• _STATED GOAL A_: Can you reproduce, word for word, the passage of the post on pollution and crime that opens with the words "Data: pollution, poverty, and" and closes with "to pre-existing poverty."?

— start of DOCUMENT EXTRACT —

On May 30, 6:53pm, Erik Moeller wrote:
} LONDON (May 29, 1997 00:49 a.m. EDT) - New Scientist magazine reported
} Thursday that polluted water can cause brain damage that turns ordinary
} people into violent criminals.
}
} He found a definite link between pollution figures and levels of murder,
} assault and robbery. Counties with the highest pollution levels had crime
} rates triple the national average.
}
} "The presence of pollution is as big a factor as poverty," Masters told New
} Scientist.
Data: pollution, poverty, and crime are found in the same areas.
Old idea: poverty caused crime.
Discovery: pollution is there too.
New idea: pollution causes crime.
Missing: what causes the poverty?
Possible extension: the crime! Or the brain damage from the pollution.
Extension of old idea: poverty causes crime. Poverty also "causes"
pollution, in that the rich make sure pollution says away from them, so
it ends up being dumped on the poor. (Not because anyone hates the
poor, but because no one cares.) So crime and pollution are correlated,
but separately traceable to pre-existing poverty.

— end of DOCUMENT EXTRACT —

• _STATED GOAL B_: Will you transcribe exactly the lines of the records that run from the line containing "428, 261, 449]" through the line containing "- menu-item-label: 打包(G)...: [18, 452, 73, 466]", both included?

— start of RAW DATA —

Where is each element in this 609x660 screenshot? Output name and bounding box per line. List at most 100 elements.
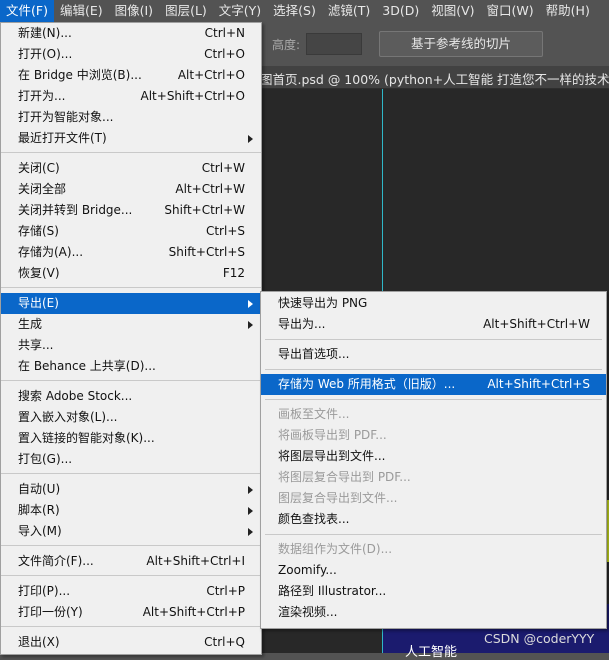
- menu-item-place-linked[interactable]: 置入链接的智能对象(K)...: [1, 428, 261, 449]
- menu-item-file-info[interactable]: 文件简介(F)... Alt+Shift+Ctrl+I: [1, 551, 261, 572]
- menubar-type[interactable]: 文字(Y): [213, 0, 267, 22]
- menubar-view[interactable]: 视图(V): [425, 0, 480, 22]
- menu-item-recent-files[interactable]: 最近打开文件(T): [1, 128, 261, 149]
- menu-item-export-as[interactable]: 导出为... Alt+Shift+Ctrl+W: [261, 314, 606, 335]
- menu-item-render-video[interactable]: 渲染视频...: [261, 602, 606, 623]
- menu-separator: [1, 575, 261, 576]
- menu-item-print-one-copy[interactable]: 打印一份(Y) Alt+Shift+Ctrl+P: [1, 602, 261, 623]
- menu-item-quick-export-png[interactable]: 快速导出为 PNG: [261, 293, 606, 314]
- menu-item-save[interactable]: 存储(S) Ctrl+S: [1, 221, 261, 242]
- menu-item-label: 退出(X): [18, 635, 60, 649]
- menu-separator: [1, 473, 261, 474]
- menu-item-label: 置入链接的智能对象(K)...: [18, 431, 155, 445]
- menu-item-shortcut: F12: [222, 266, 245, 280]
- menu-item-label: 渲染视频...: [278, 605, 338, 619]
- menu-item-layers-to-files[interactable]: 将图层导出到文件...: [261, 446, 606, 467]
- menu-item-exit[interactable]: 退出(X) Ctrl+Q: [1, 632, 261, 653]
- menu-item-layer-comps-to-files: 图层复合导出到文件...: [261, 488, 606, 509]
- menubar-image[interactable]: 图像(I): [109, 0, 159, 22]
- menu-item-label: 关闭全部: [18, 182, 67, 196]
- menu-item-label: Zoomify...: [278, 563, 337, 577]
- menu-item-shortcut: Ctrl+P: [206, 584, 245, 598]
- menu-item-scripts[interactable]: 脚本(R): [1, 500, 261, 521]
- menu-item-label: 存储(S): [18, 224, 59, 238]
- menu-item-label: 打包(G)...: [18, 452, 73, 466]
- menu-item-paths-to-illustrator[interactable]: 路径到 Illustrator...: [261, 581, 606, 602]
- menu-item-package[interactable]: 打包(G)...: [1, 449, 261, 470]
- menu-item-new[interactable]: 新建(N)... Ctrl+N: [1, 23, 261, 44]
- menu-item-color-lookup-tables[interactable]: 颜色查找表...: [261, 509, 606, 530]
- menu-item-label: 将图层复合导出到 PDF...: [278, 470, 411, 484]
- menu-item-open-as-smart-object[interactable]: 打开为智能对象...: [1, 107, 261, 128]
- menu-item-shortcut: Alt+Shift+Ctrl+W: [483, 317, 590, 331]
- menu-item-open-as[interactable]: 打开为... Alt+Shift+Ctrl+O: [1, 86, 261, 107]
- menu-item-share[interactable]: 共享...: [1, 335, 261, 356]
- height-label: 高度:: [272, 38, 301, 52]
- menubar-window[interactable]: 窗口(W): [481, 0, 540, 22]
- menubar-filter[interactable]: 滤镜(T): [322, 0, 376, 22]
- menu-item-revert[interactable]: 恢复(V) F12: [1, 263, 261, 284]
- menu-item-open[interactable]: 打开(O)... Ctrl+O: [1, 44, 261, 65]
- menu-item-label: 打印一份(Y): [18, 605, 83, 619]
- menu-item-label: 置入嵌入对象(L)...: [18, 410, 118, 424]
- menu-item-label: 最近打开文件(T): [18, 131, 107, 145]
- menu-item-import[interactable]: 导入(M): [1, 521, 261, 542]
- menu-item-shortcut: Shift+Ctrl+W: [164, 203, 245, 217]
- menu-item-generate[interactable]: 生成: [1, 314, 261, 335]
- menubar-select[interactable]: 选择(S): [267, 0, 322, 22]
- document-tab-title: 图首页.psd @ 100% (python+人工智能 打造您不一样的技术职: [260, 72, 609, 87]
- menu-item-export-preferences[interactable]: 导出首选项...: [261, 344, 606, 365]
- menu-item-browse-in-bridge[interactable]: 在 Bridge 中浏览(B)... Alt+Ctrl+O: [1, 65, 261, 86]
- menu-separator: [265, 369, 602, 370]
- menu-item-label: 共享...: [18, 338, 54, 352]
- menubar-3d[interactable]: 3D(D): [376, 0, 425, 22]
- menu-item-automate[interactable]: 自动(U): [1, 479, 261, 500]
- menu-item-export[interactable]: 导出(E): [1, 293, 261, 314]
- menu-item-label: 生成: [18, 317, 43, 331]
- menu-item-label: 打开为...: [18, 89, 66, 103]
- menu-item-shortcut: Alt+Ctrl+W: [175, 182, 245, 196]
- file-menu: 新建(N)... Ctrl+N 打开(O)... Ctrl+O 在 Bridge 中…: [0, 22, 262, 655]
- menu-separator: [1, 152, 261, 153]
- menubar-help[interactable]: 帮助(H): [540, 0, 596, 22]
- menu-item-save-as[interactable]: 存储为(A)... Shift+Ctrl+S: [1, 242, 261, 263]
- menu-item-search-adobe-stock[interactable]: 搜索 Adobe Stock...: [1, 386, 261, 407]
- menu-item-shortcut: Alt+Shift+Ctrl+P: [142, 605, 245, 619]
- menu-item-shortcut: Ctrl+O: [204, 47, 245, 61]
- menu-item-print[interactable]: 打印(P)... Ctrl+P: [1, 581, 261, 602]
- menu-item-shortcut: Alt+Ctrl+O: [177, 68, 245, 82]
- menu-item-label: 打开(O)...: [18, 47, 73, 61]
- menu-item-label: 导入(M): [18, 524, 62, 538]
- menu-item-label: 脚本(R): [18, 503, 60, 517]
- menu-item-zoomify[interactable]: Zoomify...: [261, 560, 606, 581]
- height-input[interactable]: [306, 33, 362, 55]
- menu-separator: [1, 626, 261, 627]
- menu-item-label: 画板至文件...: [278, 407, 350, 421]
- menu-item-close-all[interactable]: 关闭全部 Alt+Ctrl+W: [1, 179, 261, 200]
- menu-item-close[interactable]: 关闭(C) Ctrl+W: [1, 158, 261, 179]
- menu-item-label: 导出(E): [18, 296, 59, 310]
- submenu-arrow-icon: [248, 507, 253, 515]
- menu-item-label: 存储为(A)...: [18, 245, 84, 259]
- menubar-edit[interactable]: 编辑(E): [54, 0, 109, 22]
- export-submenu: 快速导出为 PNG 导出为... Alt+Shift+Ctrl+W 导出首选项..…: [260, 291, 607, 629]
- menu-item-save-for-web-legacy[interactable]: 存储为 Web 所用格式（旧版）... Alt+Shift+Ctrl+S: [261, 374, 606, 395]
- submenu-arrow-icon: [248, 135, 253, 143]
- menu-item-shortcut: Alt+Shift+Ctrl+I: [146, 554, 245, 568]
- menu-item-close-and-go-to-bridge[interactable]: 关闭并转到 Bridge... Shift+Ctrl+W: [1, 200, 261, 221]
- menu-item-label: 将图层导出到文件...: [278, 449, 386, 463]
- slices-from-guides-button[interactable]: 基于参考线的切片: [379, 31, 543, 57]
- menu-item-label: 文件简介(F)...: [18, 554, 94, 568]
- menu-item-data-sets-as-files: 数据组作为文件(D)...: [261, 539, 606, 560]
- menu-item-label: 在 Behance 上共享(D)...: [18, 359, 156, 373]
- menu-item-label: 新建(N)...: [18, 26, 72, 40]
- menu-bar: 文件(F) 编辑(E) 图像(I) 图层(L) 文字(Y) 选择(S) 滤镜(T…: [0, 0, 609, 22]
- menubar-layer[interactable]: 图层(L): [159, 0, 213, 22]
- menu-separator: [265, 399, 602, 400]
- menu-item-place-embedded[interactable]: 置入嵌入对象(L)...: [1, 407, 261, 428]
- menu-separator: [265, 534, 602, 535]
- menubar-file[interactable]: 文件(F): [0, 0, 54, 22]
- watermark-text: CSDN @coderYYY: [484, 631, 595, 646]
- menu-item-shortcut: Ctrl+N: [204, 26, 245, 40]
- menu-item-share-on-behance[interactable]: 在 Behance 上共享(D)...: [1, 356, 261, 377]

— end of RAW DATA —

• _FULL RESPONSE A_:
Data: pollution, poverty, and crime are found in the same areas.
Old idea: poverty caused crime.
Discovery: pollution is there too.
New idea: pollution causes crime.
Missing: what causes the poverty?
Possible extension: the crime! Or the brain damage from the pollution.
Extension of old idea: poverty causes crime. Poverty also "causes"
pollution, in that the rich make sure pollution says away from them, so
it ends up being dumped on the poor. (Not because anyone hates the
poor, but because no one cares.) So crime and pollution are correlated,
but separately traceable to pre-existing poverty.

• _FULL RESPONSE B_:
- menu-item-place-linked[interactable]: 置入链接的智能对象(K)...: [1, 428, 261, 449]
- menu-item-file-info[interactable]: 文件简介(F)... Alt+Shift+Ctrl+I: [1, 551, 261, 572]
- menubar-type[interactable]: 文字(Y): [213, 0, 267, 22]
- menubar-view[interactable]: 视图(V): [425, 0, 480, 22]
- menu-item-recent-files[interactable]: 最近打开文件(T): [1, 128, 261, 149]
- menu-item-export-as[interactable]: 导出为... Alt+Shift+Ctrl+W: [261, 314, 606, 335]
- menu-item-render-video[interactable]: 渲染视频...: [261, 602, 606, 623]
- menu-separator: [1, 575, 261, 576]
- menu-item-print-one-copy[interactable]: 打印一份(Y) Alt+Shift+Ctrl+P: [1, 602, 261, 623]
- menu-item-quick-export-png[interactable]: 快速导出为 PNG: [261, 293, 606, 314]
- menu-item-save[interactable]: 存储(S) Ctrl+S: [1, 221, 261, 242]
- menu-item-label: 退出(X): [18, 635, 60, 649]
- menu-separator: [1, 473, 261, 474]
- menu-item-label: 置入链接的智能对象(K)...: [18, 431, 155, 445]
- menu-item-shortcut: F12: [222, 266, 245, 280]
- menu-item-label: 渲染视频...: [278, 605, 338, 619]
- menu-item-layers-to-files[interactable]: 将图层导出到文件...: [261, 446, 606, 467]
- menu-item-exit[interactable]: 退出(X) Ctrl+Q: [1, 632, 261, 653]
- menu-item-layer-comps-to-files: 图层复合导出到文件...: [261, 488, 606, 509]
- menubar-image[interactable]: 图像(I): [109, 0, 159, 22]
- menu-item-label: 关闭全部: [18, 182, 67, 196]
- menu-item-label: Zoomify...: [278, 563, 337, 577]
- menu-item-shortcut: Ctrl+P: [206, 584, 245, 598]
- menu-item-scripts[interactable]: 脚本(R): [1, 500, 261, 521]
- menu-item-label: 存储(S): [18, 224, 59, 238]
- menu-item-label: 打包(G)...: [18, 452, 73, 466]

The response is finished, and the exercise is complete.